Exercise brief
Type out all the records word for word. Any pictures are to be left out.

Stored items from a collection:
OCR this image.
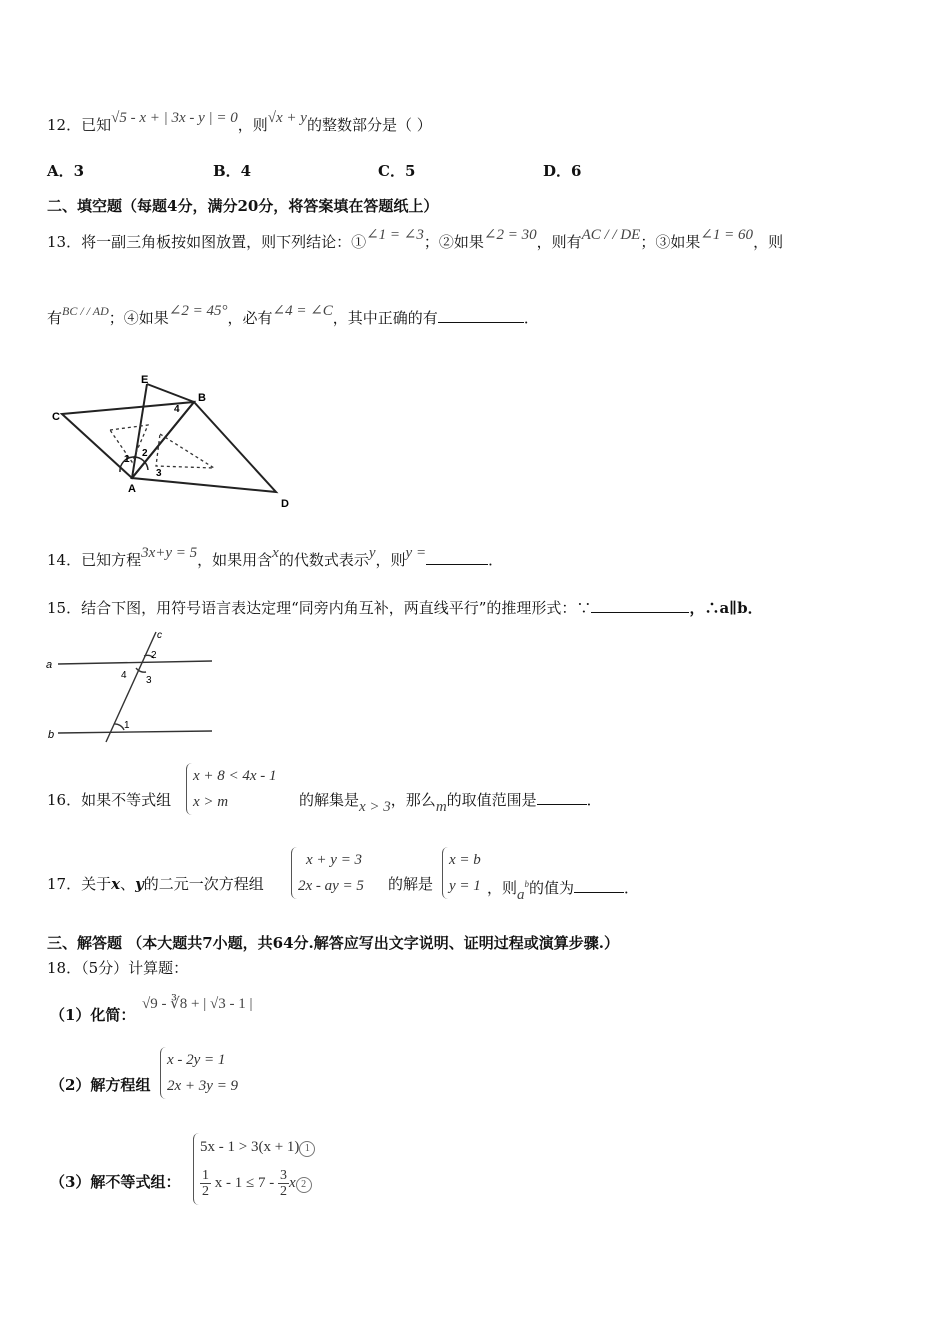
12．已知√5 - x + | 3x - y | = 0，则√x + y的整数部分是（ ）
A．3	B．4	C．5	D．6
二、填空题（每题4分，满分20分，将答案填在答题纸上）
13．将一副三角板按如图放置，则下列结论：①∠1 = ∠3；②如果∠2 = 30，则有AC / / DE；③如果∠1 = 60，则
有$^{BC / / AD}$；④如果∠2 = 45°，必有∠4 = ∠C，其中正确的有	．
E
B
C
A
D
1
2
3
4
14．已知方程3x+y = 5，如果用含x的代数式表示y，则y =	．
15．结合下图，用符号语言表达定理“同旁内角互补，两直线平行”的推理形式：∵	，∴a∥b．
a
b
c
1
2
3
4
16．如果不等式组
x + 8 < 4x - 1
x > m	的解集是x > 3，那么m的取值范围是	．
17．关于x、y的二元一次方程组
x + y = 3
2x - ay = 5 的解是
x = b
y = 1 ，则$a^b$的值为	．
三、解答题 （本大题共7小题，共64分.解答应写出文字说明、证明过程或演算步骤.）
18．（5分）计算题：
（1）化简：
√9 - ∛8 + | √3 - 1 |
（2）解方程组
x - 2y = 1
2x + 3y = 9
（3）解不等式组：
5x - 1 > 3(x + 1) 1
$\frac{1}{2}$ $x - 1 \le 7 - \frac{3}{2}$ x 2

Exercise answer
OCR this image.
12．已知√5 - x + | 3x - y | = 0，则√x + y的整数部分是（ ）
A．3	B．4	C．5	D．6
二、填空题（每题4分，满分20分，将答案填在答题纸上）
13．将一副三角板按如图放置，则下列结论：①∠1 = ∠3；②如果∠2 = 30，则有AC / / DE；③如果∠1 = 60，则
有$^{BC / / AD}$；④如果∠2 = 45°，必有∠4 = ∠C，其中正确的有	．
E
B
C
A
D
1
2
3
4
14．已知方程3x+y = 5，如果用含x的代数式表示y，则y =	．
15．结合下图，用符号语言表达定理“同旁内角互补，两直线平行”的推理形式：∵	，∴a∥b．
a
b
c
1
2
3
4
16．如果不等式组
x + 8 < 4x - 1
x > m	的解集是x > 3，那么m的取值范围是	．
17．关于x、y的二元一次方程组
x + y = 3
2x - ay = 5 的解是
x = b
y = 1 ，则$a^b$的值为	．
三、解答题 （本大题共7小题，共64分.解答应写出文字说明、证明过程或演算步骤.）
18．（5分）计算题：
（1）化简：
√9 - ∛8 + | √3 - 1 |
（2）解方程组
x - 2y = 1
2x + 3y = 9
（3）解不等式组：
5x - 1 > 3(x + 1) 1
$\frac{1}{2}$ $x - 1 \le 7 - \frac{3}{2}$ x 2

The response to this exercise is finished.